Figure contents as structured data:
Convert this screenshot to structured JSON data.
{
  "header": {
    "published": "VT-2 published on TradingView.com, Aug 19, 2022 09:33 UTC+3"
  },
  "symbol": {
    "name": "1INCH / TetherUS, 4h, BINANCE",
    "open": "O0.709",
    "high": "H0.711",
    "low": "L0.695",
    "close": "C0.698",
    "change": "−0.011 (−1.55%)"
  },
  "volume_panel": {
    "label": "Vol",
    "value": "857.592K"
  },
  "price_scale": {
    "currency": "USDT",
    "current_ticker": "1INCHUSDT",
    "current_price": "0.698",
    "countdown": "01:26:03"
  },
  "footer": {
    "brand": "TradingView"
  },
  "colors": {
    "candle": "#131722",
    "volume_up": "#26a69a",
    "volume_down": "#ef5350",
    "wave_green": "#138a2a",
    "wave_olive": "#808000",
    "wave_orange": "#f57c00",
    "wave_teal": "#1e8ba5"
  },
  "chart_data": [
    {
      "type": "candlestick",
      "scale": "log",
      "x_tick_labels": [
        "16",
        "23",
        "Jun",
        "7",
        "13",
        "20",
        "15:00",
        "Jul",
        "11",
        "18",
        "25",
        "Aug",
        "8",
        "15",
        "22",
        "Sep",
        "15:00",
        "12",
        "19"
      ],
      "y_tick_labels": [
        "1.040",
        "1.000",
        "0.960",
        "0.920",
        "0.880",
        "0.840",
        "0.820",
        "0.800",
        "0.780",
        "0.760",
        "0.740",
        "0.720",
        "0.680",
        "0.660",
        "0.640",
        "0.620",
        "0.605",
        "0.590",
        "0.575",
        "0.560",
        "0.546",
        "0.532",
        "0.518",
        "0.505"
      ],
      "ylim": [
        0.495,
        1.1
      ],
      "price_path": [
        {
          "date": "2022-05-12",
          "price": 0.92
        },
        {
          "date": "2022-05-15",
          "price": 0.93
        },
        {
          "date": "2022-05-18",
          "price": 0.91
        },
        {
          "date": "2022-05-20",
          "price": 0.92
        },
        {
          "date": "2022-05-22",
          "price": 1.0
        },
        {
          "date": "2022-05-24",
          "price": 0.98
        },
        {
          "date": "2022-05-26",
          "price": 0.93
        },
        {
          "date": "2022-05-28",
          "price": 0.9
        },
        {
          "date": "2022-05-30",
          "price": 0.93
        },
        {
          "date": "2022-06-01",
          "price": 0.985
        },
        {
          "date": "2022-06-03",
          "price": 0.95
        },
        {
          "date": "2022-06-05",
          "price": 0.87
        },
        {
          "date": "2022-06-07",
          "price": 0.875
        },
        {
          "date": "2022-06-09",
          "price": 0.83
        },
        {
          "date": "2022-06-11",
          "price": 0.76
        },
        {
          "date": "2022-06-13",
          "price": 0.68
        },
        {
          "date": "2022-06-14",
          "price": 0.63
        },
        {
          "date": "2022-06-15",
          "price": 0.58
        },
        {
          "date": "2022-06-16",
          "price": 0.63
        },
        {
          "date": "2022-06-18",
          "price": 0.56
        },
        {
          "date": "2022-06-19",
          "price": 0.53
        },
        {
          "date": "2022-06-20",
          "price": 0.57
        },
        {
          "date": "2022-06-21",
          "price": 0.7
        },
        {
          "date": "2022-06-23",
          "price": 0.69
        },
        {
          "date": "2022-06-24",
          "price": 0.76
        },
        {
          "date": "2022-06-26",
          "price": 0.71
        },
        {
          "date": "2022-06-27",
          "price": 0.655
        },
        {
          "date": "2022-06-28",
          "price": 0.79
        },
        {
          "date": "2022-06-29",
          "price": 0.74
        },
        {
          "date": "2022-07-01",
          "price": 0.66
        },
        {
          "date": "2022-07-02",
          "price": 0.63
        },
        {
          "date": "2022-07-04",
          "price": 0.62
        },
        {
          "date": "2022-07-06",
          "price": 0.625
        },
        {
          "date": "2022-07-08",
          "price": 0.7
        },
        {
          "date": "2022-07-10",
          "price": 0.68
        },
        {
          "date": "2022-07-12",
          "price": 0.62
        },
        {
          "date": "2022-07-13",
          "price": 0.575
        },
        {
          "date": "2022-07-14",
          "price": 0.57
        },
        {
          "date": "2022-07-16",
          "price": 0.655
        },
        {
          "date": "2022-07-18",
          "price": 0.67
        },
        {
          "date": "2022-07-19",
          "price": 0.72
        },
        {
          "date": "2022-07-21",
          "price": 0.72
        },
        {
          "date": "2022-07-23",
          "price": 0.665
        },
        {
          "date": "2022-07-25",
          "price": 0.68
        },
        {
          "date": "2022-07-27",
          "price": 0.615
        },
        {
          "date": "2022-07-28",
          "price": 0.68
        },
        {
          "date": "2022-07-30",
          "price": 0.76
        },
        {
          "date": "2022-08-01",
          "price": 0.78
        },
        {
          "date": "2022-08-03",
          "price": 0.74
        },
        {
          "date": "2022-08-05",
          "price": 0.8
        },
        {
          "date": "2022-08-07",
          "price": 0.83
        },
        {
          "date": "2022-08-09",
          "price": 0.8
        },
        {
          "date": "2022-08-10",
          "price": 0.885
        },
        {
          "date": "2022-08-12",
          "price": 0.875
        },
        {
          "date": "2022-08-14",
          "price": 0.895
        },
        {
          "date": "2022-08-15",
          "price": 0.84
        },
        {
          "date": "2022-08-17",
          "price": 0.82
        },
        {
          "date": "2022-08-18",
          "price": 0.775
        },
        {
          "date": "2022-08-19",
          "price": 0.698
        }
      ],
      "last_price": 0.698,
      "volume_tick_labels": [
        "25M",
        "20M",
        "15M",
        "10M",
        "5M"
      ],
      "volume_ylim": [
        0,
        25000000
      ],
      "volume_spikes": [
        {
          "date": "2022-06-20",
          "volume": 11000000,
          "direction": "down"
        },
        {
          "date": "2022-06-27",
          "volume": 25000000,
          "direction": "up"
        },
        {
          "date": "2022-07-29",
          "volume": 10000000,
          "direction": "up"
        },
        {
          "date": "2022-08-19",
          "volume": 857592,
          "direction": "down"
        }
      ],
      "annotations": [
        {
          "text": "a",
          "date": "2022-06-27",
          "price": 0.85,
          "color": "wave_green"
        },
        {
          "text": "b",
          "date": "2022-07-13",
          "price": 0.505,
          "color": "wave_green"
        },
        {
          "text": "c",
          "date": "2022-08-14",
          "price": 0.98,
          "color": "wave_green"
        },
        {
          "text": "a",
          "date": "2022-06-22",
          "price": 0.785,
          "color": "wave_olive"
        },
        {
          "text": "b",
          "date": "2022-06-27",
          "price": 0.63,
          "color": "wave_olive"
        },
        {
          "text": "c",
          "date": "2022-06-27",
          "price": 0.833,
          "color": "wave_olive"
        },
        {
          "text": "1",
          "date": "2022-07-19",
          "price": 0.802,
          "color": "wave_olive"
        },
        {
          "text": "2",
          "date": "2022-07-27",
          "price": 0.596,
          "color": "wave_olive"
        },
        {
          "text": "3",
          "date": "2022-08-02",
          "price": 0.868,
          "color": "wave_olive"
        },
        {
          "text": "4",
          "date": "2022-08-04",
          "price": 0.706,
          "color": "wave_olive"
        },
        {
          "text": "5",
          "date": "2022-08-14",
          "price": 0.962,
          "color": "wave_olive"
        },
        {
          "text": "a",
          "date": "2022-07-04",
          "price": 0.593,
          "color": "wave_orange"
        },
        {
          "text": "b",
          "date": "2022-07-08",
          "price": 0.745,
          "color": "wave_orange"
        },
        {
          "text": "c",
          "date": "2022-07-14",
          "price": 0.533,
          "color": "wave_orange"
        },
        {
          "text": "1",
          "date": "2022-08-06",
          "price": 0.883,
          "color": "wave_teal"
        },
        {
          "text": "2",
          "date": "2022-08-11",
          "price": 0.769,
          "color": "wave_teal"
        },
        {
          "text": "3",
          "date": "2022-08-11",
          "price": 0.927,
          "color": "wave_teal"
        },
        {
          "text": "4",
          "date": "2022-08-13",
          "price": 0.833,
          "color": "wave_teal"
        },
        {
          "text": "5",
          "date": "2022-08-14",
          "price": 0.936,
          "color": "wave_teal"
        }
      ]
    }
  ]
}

● INSTRUCTIONS FOR THE TASK: Count the lines of the data that include the string "TradingView", and give only that number.

● IN RESPONSE: 2